** BEGIN RECORDS FOR THIS EXERCISE **

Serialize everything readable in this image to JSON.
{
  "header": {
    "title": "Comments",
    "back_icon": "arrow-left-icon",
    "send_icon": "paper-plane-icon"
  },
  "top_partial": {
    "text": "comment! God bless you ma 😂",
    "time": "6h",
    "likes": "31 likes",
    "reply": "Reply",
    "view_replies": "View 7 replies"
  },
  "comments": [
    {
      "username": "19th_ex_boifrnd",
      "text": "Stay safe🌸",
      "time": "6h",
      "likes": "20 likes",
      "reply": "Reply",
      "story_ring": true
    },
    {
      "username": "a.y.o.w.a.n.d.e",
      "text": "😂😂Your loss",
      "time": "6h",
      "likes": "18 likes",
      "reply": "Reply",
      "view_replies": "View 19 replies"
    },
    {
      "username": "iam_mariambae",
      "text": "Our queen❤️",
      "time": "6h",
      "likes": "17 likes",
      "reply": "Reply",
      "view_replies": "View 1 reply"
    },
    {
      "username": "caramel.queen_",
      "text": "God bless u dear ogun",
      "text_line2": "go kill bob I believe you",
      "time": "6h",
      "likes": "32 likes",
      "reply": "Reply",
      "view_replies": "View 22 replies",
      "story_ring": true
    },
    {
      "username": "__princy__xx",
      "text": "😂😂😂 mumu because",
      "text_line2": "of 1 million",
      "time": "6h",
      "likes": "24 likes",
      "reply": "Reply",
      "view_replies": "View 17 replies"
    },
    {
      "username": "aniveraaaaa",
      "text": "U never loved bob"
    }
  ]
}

** END RECORDS FOR THIS EXERCISE **

WHAT THIS TASK INVOLVES: Which lines contain "icon"? Copy each of them out.

WRITTEN REPLY:
    "back_icon": "arrow-left-icon",
    "send_icon": "paper-plane-icon"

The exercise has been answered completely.